Are you able to retype all the records below exactly?

[Dataset records]
=-=-=
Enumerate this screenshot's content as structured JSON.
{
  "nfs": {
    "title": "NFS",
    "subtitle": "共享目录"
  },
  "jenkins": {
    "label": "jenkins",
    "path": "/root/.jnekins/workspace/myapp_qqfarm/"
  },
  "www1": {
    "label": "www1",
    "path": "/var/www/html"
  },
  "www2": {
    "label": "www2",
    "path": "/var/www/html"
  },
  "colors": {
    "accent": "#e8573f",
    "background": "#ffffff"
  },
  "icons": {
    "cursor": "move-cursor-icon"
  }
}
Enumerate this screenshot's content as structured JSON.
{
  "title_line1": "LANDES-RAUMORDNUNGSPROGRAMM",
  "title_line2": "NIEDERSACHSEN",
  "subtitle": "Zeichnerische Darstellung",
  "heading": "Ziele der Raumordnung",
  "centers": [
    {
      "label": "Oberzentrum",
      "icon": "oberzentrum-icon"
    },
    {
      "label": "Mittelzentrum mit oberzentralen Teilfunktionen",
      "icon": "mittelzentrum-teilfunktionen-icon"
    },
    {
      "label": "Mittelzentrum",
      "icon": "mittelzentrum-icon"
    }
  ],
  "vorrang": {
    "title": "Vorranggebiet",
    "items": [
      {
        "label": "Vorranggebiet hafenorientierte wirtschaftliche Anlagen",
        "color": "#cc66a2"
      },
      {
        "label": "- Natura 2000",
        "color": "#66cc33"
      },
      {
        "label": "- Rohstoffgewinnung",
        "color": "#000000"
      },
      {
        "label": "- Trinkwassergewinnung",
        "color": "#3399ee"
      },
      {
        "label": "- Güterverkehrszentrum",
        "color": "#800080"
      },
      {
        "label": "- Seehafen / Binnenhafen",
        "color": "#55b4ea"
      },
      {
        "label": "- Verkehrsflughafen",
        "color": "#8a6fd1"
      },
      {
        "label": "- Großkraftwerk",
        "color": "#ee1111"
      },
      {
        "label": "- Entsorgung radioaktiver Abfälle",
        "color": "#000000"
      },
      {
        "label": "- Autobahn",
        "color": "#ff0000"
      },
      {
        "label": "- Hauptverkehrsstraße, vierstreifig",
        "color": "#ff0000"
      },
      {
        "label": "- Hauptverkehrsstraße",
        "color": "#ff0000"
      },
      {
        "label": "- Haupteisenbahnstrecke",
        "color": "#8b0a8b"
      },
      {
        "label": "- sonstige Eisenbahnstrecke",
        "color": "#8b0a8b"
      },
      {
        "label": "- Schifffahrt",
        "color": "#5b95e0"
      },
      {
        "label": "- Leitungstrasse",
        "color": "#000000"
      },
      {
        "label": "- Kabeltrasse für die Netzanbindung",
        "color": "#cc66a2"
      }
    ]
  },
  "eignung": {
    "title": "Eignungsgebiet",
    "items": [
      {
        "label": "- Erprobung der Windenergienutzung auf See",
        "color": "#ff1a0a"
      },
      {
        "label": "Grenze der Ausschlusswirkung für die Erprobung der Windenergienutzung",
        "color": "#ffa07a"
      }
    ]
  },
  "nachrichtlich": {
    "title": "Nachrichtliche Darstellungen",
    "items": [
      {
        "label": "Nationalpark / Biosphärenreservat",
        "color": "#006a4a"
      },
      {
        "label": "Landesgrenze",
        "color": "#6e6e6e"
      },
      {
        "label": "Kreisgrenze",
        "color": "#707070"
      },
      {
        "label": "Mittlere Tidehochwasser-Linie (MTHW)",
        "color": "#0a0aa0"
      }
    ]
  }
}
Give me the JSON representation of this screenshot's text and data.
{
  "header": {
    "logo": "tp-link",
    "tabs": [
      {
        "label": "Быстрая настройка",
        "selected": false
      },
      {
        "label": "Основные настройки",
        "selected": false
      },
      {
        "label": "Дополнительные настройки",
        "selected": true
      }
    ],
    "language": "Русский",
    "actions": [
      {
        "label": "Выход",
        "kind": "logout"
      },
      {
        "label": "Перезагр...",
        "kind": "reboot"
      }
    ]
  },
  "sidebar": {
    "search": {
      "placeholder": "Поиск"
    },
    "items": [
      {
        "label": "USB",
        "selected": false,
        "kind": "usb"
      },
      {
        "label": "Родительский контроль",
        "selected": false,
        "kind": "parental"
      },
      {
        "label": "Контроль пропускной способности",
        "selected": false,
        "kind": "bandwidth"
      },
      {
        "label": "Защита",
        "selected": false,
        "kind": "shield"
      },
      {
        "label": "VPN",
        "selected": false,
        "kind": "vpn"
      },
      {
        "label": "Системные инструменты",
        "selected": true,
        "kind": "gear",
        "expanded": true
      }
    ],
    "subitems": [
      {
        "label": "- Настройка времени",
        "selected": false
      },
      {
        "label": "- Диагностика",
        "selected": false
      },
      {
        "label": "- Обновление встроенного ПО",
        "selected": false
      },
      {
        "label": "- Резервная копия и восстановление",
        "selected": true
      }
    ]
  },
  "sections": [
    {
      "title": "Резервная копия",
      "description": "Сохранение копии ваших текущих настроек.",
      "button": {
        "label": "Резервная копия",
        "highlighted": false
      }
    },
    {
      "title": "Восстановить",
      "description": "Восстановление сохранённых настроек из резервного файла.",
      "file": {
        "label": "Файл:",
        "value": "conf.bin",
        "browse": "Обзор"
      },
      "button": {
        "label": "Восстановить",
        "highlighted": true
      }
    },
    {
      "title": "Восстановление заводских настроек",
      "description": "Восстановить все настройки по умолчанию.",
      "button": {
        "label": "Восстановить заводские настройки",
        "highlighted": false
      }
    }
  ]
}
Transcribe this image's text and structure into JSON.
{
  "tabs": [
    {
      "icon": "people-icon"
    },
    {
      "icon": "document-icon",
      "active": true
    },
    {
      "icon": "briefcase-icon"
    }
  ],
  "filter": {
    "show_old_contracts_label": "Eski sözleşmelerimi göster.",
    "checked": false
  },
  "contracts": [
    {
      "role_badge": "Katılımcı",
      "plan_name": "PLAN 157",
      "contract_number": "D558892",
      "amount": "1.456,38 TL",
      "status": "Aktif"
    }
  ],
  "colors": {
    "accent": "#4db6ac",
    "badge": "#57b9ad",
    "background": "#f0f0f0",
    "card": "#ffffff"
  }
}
=-=-=
» **THE SOLUTION**:
Enumerate this screenshot's content as structured JSON.
{
  "nfs": {
    "title": "NFS",
    "subtitle": "共享目录"
  },
  "jenkins": {
    "label": "jenkins",
    "path": "/root/.jnekins/workspace/myapp_qqfarm/"
  },
  "www1": {
    "label": "www1",
    "path": "/var/www/html"
  },
  "www2": {
    "label": "www2",
    "path": "/var/www/html"
  },
  "colors": {
    "accent": "#e8573f",
    "background": "#ffffff"
  },
  "icons": {
    "cursor": "move-cursor-icon"
  }
}
Enumerate this screenshot's content as structured JSON.
{
  "title_line1": "LANDES-RAUMORDNUNGSPROGRAMM",
  "title_line2": "NIEDERSACHSEN",
  "subtitle": "Zeichnerische Darstellung",
  "heading": "Ziele der Raumordnung",
  "centers": [
    {
      "label": "Oberzentrum",
      "icon": "oberzentrum-icon"
    },
    {
      "label": "Mittelzentrum mit oberzentralen Teilfunktionen",
      "icon": "mittelzentrum-teilfunktionen-icon"
    },
    {
      "label": "Mittelzentrum",
      "icon": "mittelzentrum-icon"
    }
  ],
  "vorrang": {
    "title": "Vorranggebiet",
    "items": [
      {
        "label": "Vorranggebiet hafenorientierte wirtschaftliche Anlagen",
        "color": "#cc66a2"
      },
      {
        "label": "- Natura 2000",
        "color": "#66cc33"
      },
      {
        "label": "- Rohstoffgewinnung",
        "color": "#000000"
      },
      {
        "label": "- Trinkwassergewinnung",
        "color": "#3399ee"
      },
      {
        "label": "- Güterverkehrszentrum",
        "color": "#800080"
      },
      {
        "label": "- Seehafen / Binnenhafen",
        "color": "#55b4ea"
      },
      {
        "label": "- Verkehrsflughafen",
        "color": "#8a6fd1"
      },
      {
        "label": "- Großkraftwerk",
        "color": "#ee1111"
      },
      {
        "label": "- Entsorgung radioaktiver Abfälle",
        "color": "#000000"
      },
      {
        "label": "- Autobahn",
        "color": "#ff0000"
      },
      {
        "label": "- Hauptverkehrsstraße, vierstreifig",
        "color": "#ff0000"
      },
      {
        "label": "- Hauptverkehrsstraße",
        "color": "#ff0000"
      },
      {
        "label": "- Haupteisenbahnstrecke",
        "color": "#8b0a8b"
      },
      {
        "label": "- sonstige Eisenbahnstrecke",
        "color": "#8b0a8b"
      },
      {
        "label": "- Schifffahrt",
        "color": "#5b95e0"
      },
      {
        "label": "- Leitungstrasse",
        "color": "#000000"
      },
      {
        "label": "- Kabeltrasse für die Netzanbindung",
        "color": "#cc66a2"
      }
    ]
  },
  "eignung": {
    "title": "Eignungsgebiet",
    "items": [
      {
        "label": "- Erprobung der Windenergienutzung auf See",
        "color": "#ff1a0a"
      },
      {
        "label": "Grenze der Ausschlusswirkung für die Erprobung der Windenergienutzung",
        "color": "#ffa07a"
      }
    ]
  },
  "nachrichtlich": {
    "title": "Nachrichtliche Darstellungen",
    "items": [
      {
        "label": "Nationalpark / Biosphärenreservat",
        "color": "#006a4a"
      },
      {
        "label": "Landesgrenze",
        "color": "#6e6e6e"
      },
      {
        "label": "Kreisgrenze",
        "color": "#707070"
      },
      {
        "label": "Mittlere Tidehochwasser-Linie (MTHW)",
        "color": "#0a0aa0"
      }
    ]
  }
}
Give me the JSON representation of this screenshot's text and data.
{
  "header": {
    "logo": "tp-link",
    "tabs": [
      {
        "label": "Быстрая настройка",
        "selected": false
      },
      {
        "label": "Основные настройки",
        "selected": false
      },
      {
        "label": "Дополнительные настройки",
        "selected": true
      }
    ],
    "language": "Русский",
    "actions": [
      {
        "label": "Выход",
        "kind": "logout"
      },
      {
        "label": "Перезагр...",
        "kind": "reboot"
      }
    ]
  },
  "sidebar": {
    "search": {
      "placeholder": "Поиск"
    },
    "items": [
      {
        "label": "USB",
        "selected": false,
        "kind": "usb"
      },
      {
        "label": "Родительский контроль",
        "selected": false,
        "kind": "parental"
      },
      {
        "label": "Контроль пропускной способности",
        "selected": false,
        "kind": "bandwidth"
      },
      {
        "label": "Защита",
        "selected": false,
        "kind": "shield"
      },
      {
        "label": "VPN",
        "selected": false,
        "kind": "vpn"
      },
      {
        "label": "Системные инструменты",
        "selected": true,
        "kind": "gear",
        "expanded": true
      }
    ],
    "subitems": [
      {
        "label": "- Настройка времени",
        "selected": false
      },
      {
        "label": "- Диагностика",
        "selected": false
      },
      {
        "label": "- Обновление встроенного ПО",
        "selected": false
      },
      {
        "label": "- Резервная копия и восстановление",
        "selected": true
      }
    ]
  },
  "sections": [
    {
      "title": "Резервная копия",
      "description": "Сохранение копии ваших текущих настроек.",
      "button": {
        "label": "Резервная копия",
        "highlighted": false
      }
    },
    {
      "title": "Восстановить",
      "description": "Восстановление сохранённых настроек из резервного файла.",
      "file": {
        "label": "Файл:",
        "value": "conf.bin",
        "browse": "Обзор"
      },
      "button": {
        "label": "Восстановить",
        "highlighted": true
      }
    },
    {
      "title": "Восстановление заводских настроек",
      "description": "Восстановить все настройки по умолчанию.",
      "button": {
        "label": "Восстановить заводские настройки",
        "highlighted": false
      }
    }
  ]
}
Transcribe this image's text and structure into JSON.
{
  "tabs": [
    {
      "icon": "people-icon"
    },
    {
      "icon": "document-icon",
      "active": true
    },
    {
      "icon": "briefcase-icon"
    }
  ],
  "filter": {
    "show_old_contracts_label": "Eski sözleşmelerimi göster.",
    "checked": false
  },
  "contracts": [
    {
      "role_badge": "Katılımcı",
      "plan_name": "PLAN 157",
      "contract_number": "D558892",
      "amount": "1.456,38 TL",
      "status": "Aktif"
    }
  ],
  "colors": {
    "accent": "#4db6ac",
    "badge": "#57b9ad",
    "background": "#f0f0f0",
    "card": "#ffffff"
  }
}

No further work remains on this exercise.